» **Aim of the task**:
In the following material, identify every line holding the string "image" and return it.

Collected data entries
»»

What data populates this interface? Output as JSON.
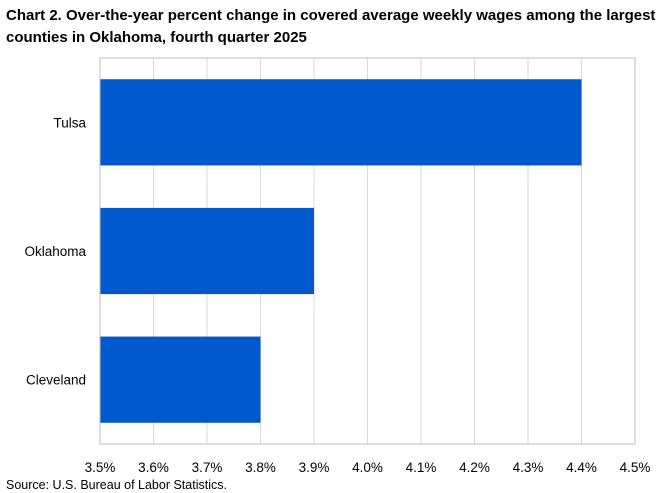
{
  "title": "Chart 2. Over-the-year percent change in covered average weekly wages among the largest counties in Oklahoma, fourth quarter 2025",
  "source": "Source: U.S. Bureau of Labor Statistics.",
  "chart_data": {
    "type": "bar",
    "orientation": "horizontal",
    "categories": [
      "Tulsa",
      "Oklahoma",
      "Cleveland"
    ],
    "values": [
      4.4,
      3.9,
      3.8
    ],
    "xlim": [
      3.5,
      4.5
    ],
    "xticks": [
      3.5,
      3.6,
      3.7,
      3.8,
      3.9,
      4.0,
      4.1,
      4.2,
      4.3,
      4.4,
      4.5
    ],
    "xtick_labels": [
      "3.5%",
      "3.6%",
      "3.7%",
      "3.8%",
      "3.9%",
      "4.0%",
      "4.1%",
      "4.2%",
      "4.3%",
      "4.4%",
      "4.5%"
    ],
    "grid": "vertical",
    "bar_color": "#0059cc",
    "grid_color": "#d9d9d9"
  }
}
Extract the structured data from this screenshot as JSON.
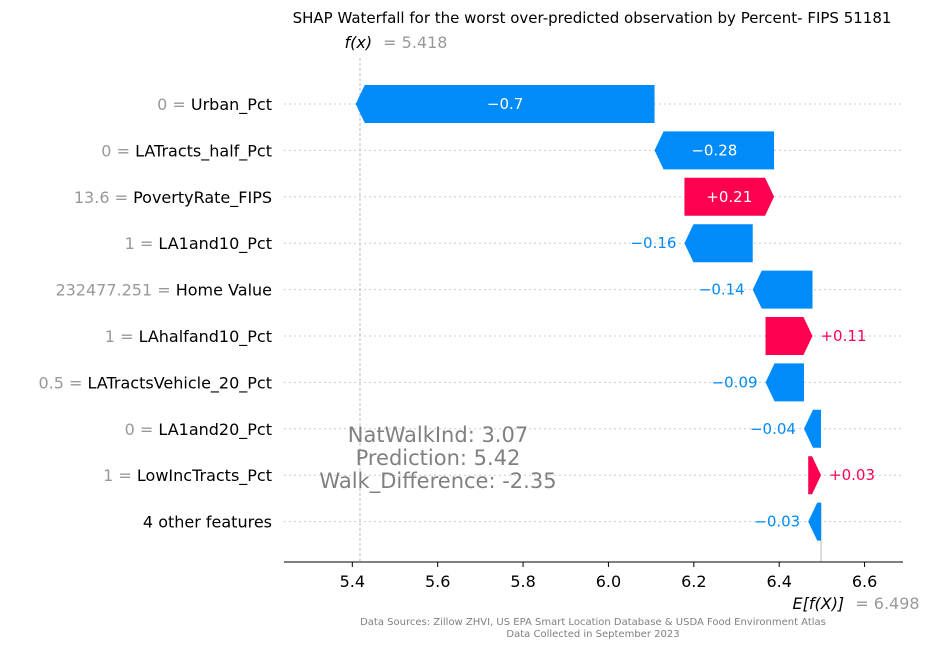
{
  "chart_data": {
    "type": "waterfall",
    "title": "SHAP Waterfall for the worst over-predicted observation by Percent- FIPS 51181",
    "fx": {
      "label": "f(x)",
      "value_text": "= 5.418",
      "value": 5.418
    },
    "efx": {
      "label": "E[f(X)]",
      "value_text": "= 6.498",
      "value": 6.498
    },
    "xlim": [
      5.24,
      6.69
    ],
    "xticks": [
      "5.4",
      "5.6",
      "5.8",
      "6.0",
      "6.2",
      "6.4",
      "6.6"
    ],
    "features": [
      {
        "value": "0 =",
        "name": "Urban_Pct",
        "shap": -0.7,
        "label": "−0.7"
      },
      {
        "value": "0 =",
        "name": "LATracts_half_Pct",
        "shap": -0.28,
        "label": "−0.28"
      },
      {
        "value": "13.6 =",
        "name": "PovertyRate_FIPS",
        "shap": 0.21,
        "label": "+0.21"
      },
      {
        "value": "1 =",
        "name": "LA1and10_Pct",
        "shap": -0.16,
        "label": "−0.16"
      },
      {
        "value": "232477.251 =",
        "name": "Home Value",
        "shap": -0.14,
        "label": "−0.14"
      },
      {
        "value": "1 =",
        "name": "LAhalfand10_Pct",
        "shap": 0.11,
        "label": "+0.11"
      },
      {
        "value": "0.5 =",
        "name": "LATractsVehicle_20_Pct",
        "shap": -0.09,
        "label": "−0.09"
      },
      {
        "value": "0 =",
        "name": "LA1and20_Pct",
        "shap": -0.04,
        "label": "−0.04"
      },
      {
        "value": "1 =",
        "name": "LowIncTracts_Pct",
        "shap": 0.03,
        "label": "+0.03"
      },
      {
        "value": "",
        "name": "4 other features",
        "shap": -0.03,
        "label": "−0.03"
      }
    ],
    "colors": {
      "positive": "#ff0051",
      "negative": "#008bfb"
    }
  },
  "annotation": {
    "line1": "NatWalkInd:  3.07",
    "line2": "Prediction:  5.42",
    "line3": "Walk_Difference:  -2.35"
  },
  "footer": {
    "line1": "Data Sources: Zillow ZHVI, US EPA Smart Location Database & USDA Food Environment Atlas",
    "line2": "Data Collected in September 2023"
  }
}
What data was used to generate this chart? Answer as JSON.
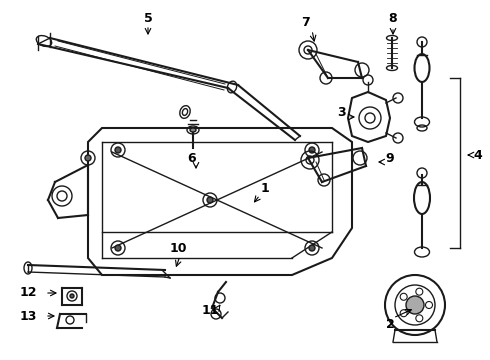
{
  "bg_color": "#ffffff",
  "line_color": "#1a1a1a",
  "figsize": [
    4.9,
    3.6
  ],
  "dpi": 100,
  "label_data": [
    [
      "5",
      148,
      18,
      9
    ],
    [
      "6",
      192,
      158,
      9
    ],
    [
      "1",
      265,
      188,
      9
    ],
    [
      "7",
      305,
      22,
      9
    ],
    [
      "8",
      393,
      18,
      9
    ],
    [
      "3",
      342,
      112,
      9
    ],
    [
      "9",
      390,
      158,
      9
    ],
    [
      "4",
      478,
      155,
      9
    ],
    [
      "2",
      390,
      325,
      9
    ],
    [
      "10",
      178,
      248,
      9
    ],
    [
      "11",
      210,
      310,
      9
    ],
    [
      "12",
      28,
      293,
      9
    ],
    [
      "13",
      28,
      316,
      9
    ]
  ],
  "arrow_data": [
    [
      "5",
      148,
      25,
      148,
      38
    ],
    [
      "6",
      196,
      163,
      196,
      172
    ],
    [
      "1",
      260,
      195,
      252,
      205
    ],
    [
      "7",
      312,
      30,
      315,
      45
    ],
    [
      "8",
      393,
      27,
      393,
      38
    ],
    [
      "3",
      348,
      117,
      358,
      117
    ],
    [
      "9",
      384,
      162,
      375,
      162
    ],
    [
      "4",
      472,
      155,
      467,
      155
    ],
    [
      "2",
      393,
      318,
      415,
      308
    ],
    [
      "10",
      180,
      256,
      175,
      270
    ],
    [
      "11",
      218,
      308,
      222,
      302
    ],
    [
      "12",
      45,
      293,
      60,
      293
    ],
    [
      "13",
      45,
      316,
      58,
      316
    ]
  ]
}
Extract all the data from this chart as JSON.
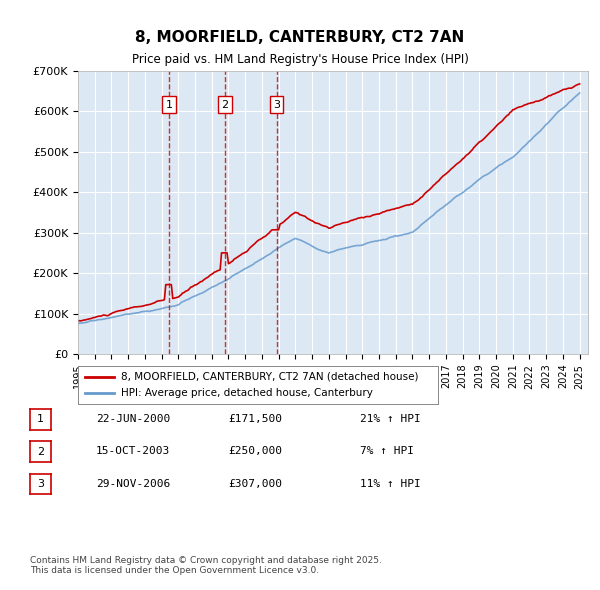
{
  "title": "8, MOORFIELD, CANTERBURY, CT2 7AN",
  "subtitle": "Price paid vs. HM Land Registry's House Price Index (HPI)",
  "background_color": "#dce9f5",
  "plot_bg_color": "#dce9f5",
  "x_start_year": 1995,
  "x_end_year": 2025,
  "y_min": 0,
  "y_max": 700000,
  "y_ticks": [
    0,
    100000,
    200000,
    300000,
    400000,
    500000,
    600000,
    700000
  ],
  "y_tick_labels": [
    "£0",
    "£100K",
    "£200K",
    "£300K",
    "£400K",
    "£500K",
    "£600K",
    "£700K"
  ],
  "sale_dates": [
    "2000-06-22",
    "2003-10-15",
    "2006-11-29"
  ],
  "sale_prices": [
    171500,
    250000,
    307000
  ],
  "sale_labels": [
    "1",
    "2",
    "3"
  ],
  "sale_info": [
    {
      "num": "1",
      "date": "22-JUN-2000",
      "price": "£171,500",
      "hpi": "21% ↑ HPI"
    },
    {
      "num": "2",
      "date": "15-OCT-2003",
      "price": "£250,000",
      "hpi": "7% ↑ HPI"
    },
    {
      "num": "3",
      "date": "29-NOV-2006",
      "price": "£307,000",
      "hpi": "11% ↑ HPI"
    }
  ],
  "legend_line1": "8, MOORFIELD, CANTERBURY, CT2 7AN (detached house)",
  "legend_line2": "HPI: Average price, detached house, Canterbury",
  "footer": "Contains HM Land Registry data © Crown copyright and database right 2025.\nThis data is licensed under the Open Government Licence v3.0.",
  "red_line_color": "#cc0000",
  "blue_line_color": "#6699cc",
  "vline_color": "#cc0000",
  "label_box_color": "#ffffff",
  "label_box_edge": "#cc0000"
}
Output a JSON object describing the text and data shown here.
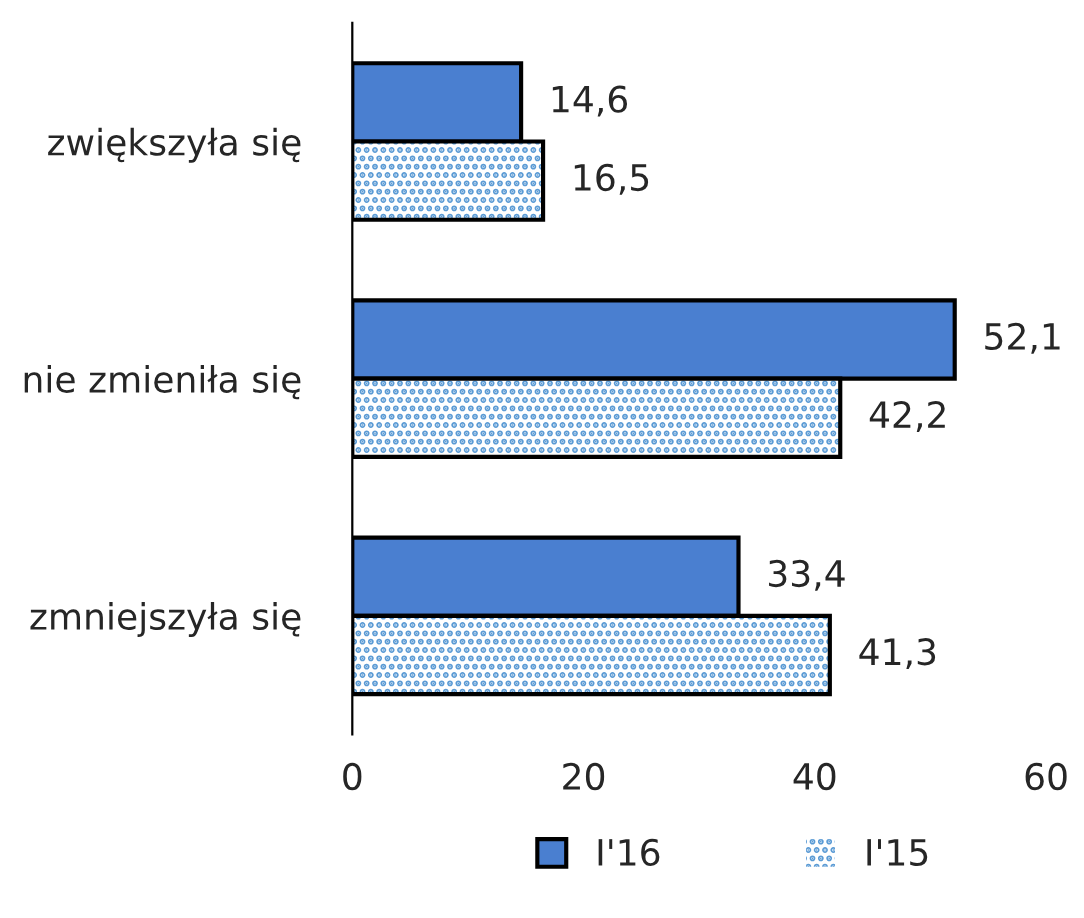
{
  "chart_data": {
    "type": "bar",
    "orientation": "horizontal",
    "categories": [
      "zwiększyła się",
      "nie zmieniła się",
      "zmniejszyła się"
    ],
    "series": [
      {
        "name": "I'16",
        "color": "#4a7fd0",
        "values": [
          14.6,
          52.1,
          33.4
        ],
        "value_labels": [
          "14,6",
          "52,1",
          "33,4"
        ]
      },
      {
        "name": "I'15",
        "color": "#5b9bd5",
        "values": [
          16.5,
          42.2,
          41.3
        ],
        "value_labels": [
          "16,5",
          "42,2",
          "41,3"
        ]
      }
    ],
    "xlim": [
      0,
      60
    ],
    "xticks": [
      0,
      20,
      40,
      60
    ],
    "legend": "bottom",
    "grid": false
  }
}
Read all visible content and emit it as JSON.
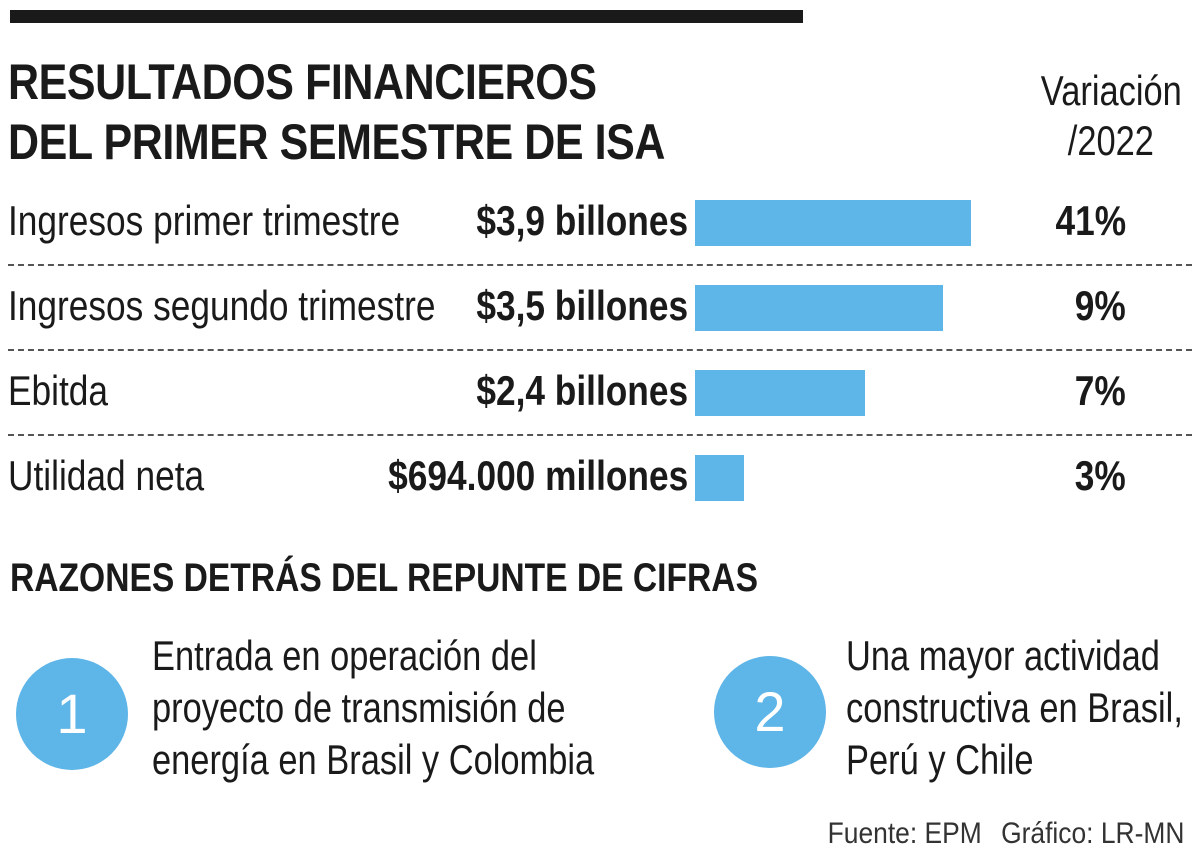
{
  "title": {
    "line1": "RESULTADOS FINANCIEROS",
    "line2": "DEL PRIMER SEMESTRE DE ISA"
  },
  "variation_header": {
    "line1": "Variación",
    "line2": "/2022"
  },
  "chart_data": {
    "type": "bar",
    "orientation": "horizontal",
    "title": "RESULTADOS FINANCIEROS DEL PRIMER SEMESTRE DE ISA",
    "categories": [
      "Ingresos primer trimestre",
      "Ingresos segundo trimestre",
      "Ebitda",
      "Utilidad neta"
    ],
    "values": [
      3.9,
      3.5,
      2.4,
      0.694
    ],
    "value_unit": "billones",
    "value_labels": [
      "$3,9 billones",
      "$3,5 billones",
      "$2,4 billones",
      "$694.000 millones"
    ],
    "variation_labels": [
      "41%",
      "9%",
      "7%",
      "3%"
    ],
    "variation_values": [
      41,
      9,
      7,
      3
    ],
    "xlim": [
      0,
      4.1
    ],
    "bar_color": "#5eb5e7",
    "grid": false
  },
  "reasons": {
    "title": "RAZONES DETRÁS DEL REPUNTE DE CIFRAS",
    "items": [
      {
        "number": "1",
        "lines": [
          "Entrada en operación del",
          "proyecto de transmisión de",
          "energía en Brasil y Colombia"
        ]
      },
      {
        "number": "2",
        "lines": [
          "Una mayor actividad",
          "constructiva en Brasil,",
          "Perú y Chile"
        ]
      }
    ]
  },
  "credits": {
    "source": "Fuente: EPM",
    "graphic": "Gráfico: LR-MN"
  },
  "colors": {
    "accent": "#5eb5e7",
    "text": "#1a1a1a"
  }
}
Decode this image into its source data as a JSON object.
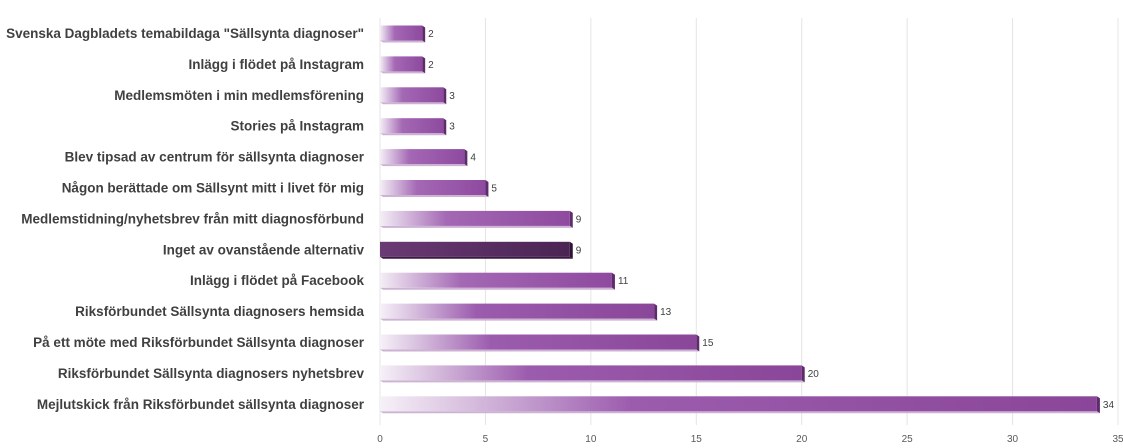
{
  "chart_data": {
    "type": "bar",
    "orientation": "horizontal",
    "categories": [
      "Svenska Dagbladets temabildaga \"Sällsynta diagnoser\"",
      "Inlägg i flödet på Instagram",
      "Medlemsmöten i min medlemsförening",
      "Stories på Instagram",
      "Blev tipsad av centrum för sällsynta diagnoser",
      "Någon berättade om Sällsynt mitt i livet för mig",
      "Medlemstidning/nyhetsbrev från mitt diagnosförbund",
      "Inget av ovanstående alternativ",
      "Inlägg i flödet på Facebook",
      "Riksförbundet Sällsynta diagnosers hemsida",
      "På ett möte med Riksförbundet Sällsynta diagnoser",
      "Riksförbundet Sällsynta diagnosers nyhetsbrev",
      "Mejlutskick från Riksförbundet sällsynta diagnoser"
    ],
    "values": [
      2,
      2,
      3,
      3,
      4,
      5,
      9,
      9,
      11,
      13,
      15,
      20,
      34
    ],
    "highlight_index": 7,
    "xlim": [
      0,
      35
    ],
    "xticks": [
      0,
      5,
      10,
      15,
      20,
      25,
      30,
      35
    ],
    "grid": true,
    "legend": "none",
    "colors": {
      "bar": "#8e4a9f",
      "bar_light": "#f4eef6",
      "bar_highlight": "#4e2756",
      "text": "#404040"
    }
  }
}
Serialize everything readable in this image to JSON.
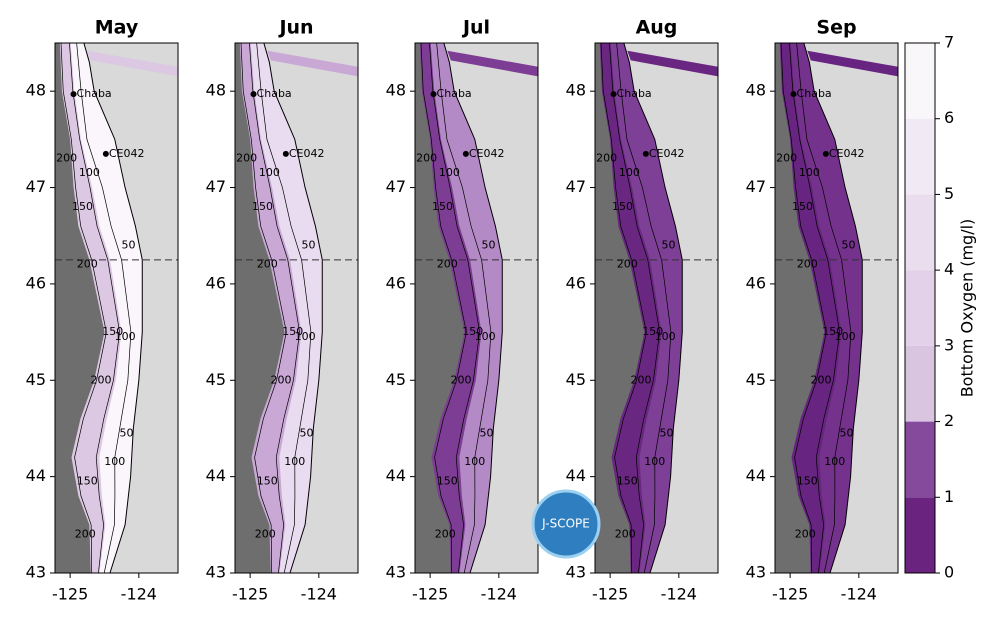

««

» **The solution**:
Decode this image into its source data as a JSON object.
Serialize everything readable in this image to JSON.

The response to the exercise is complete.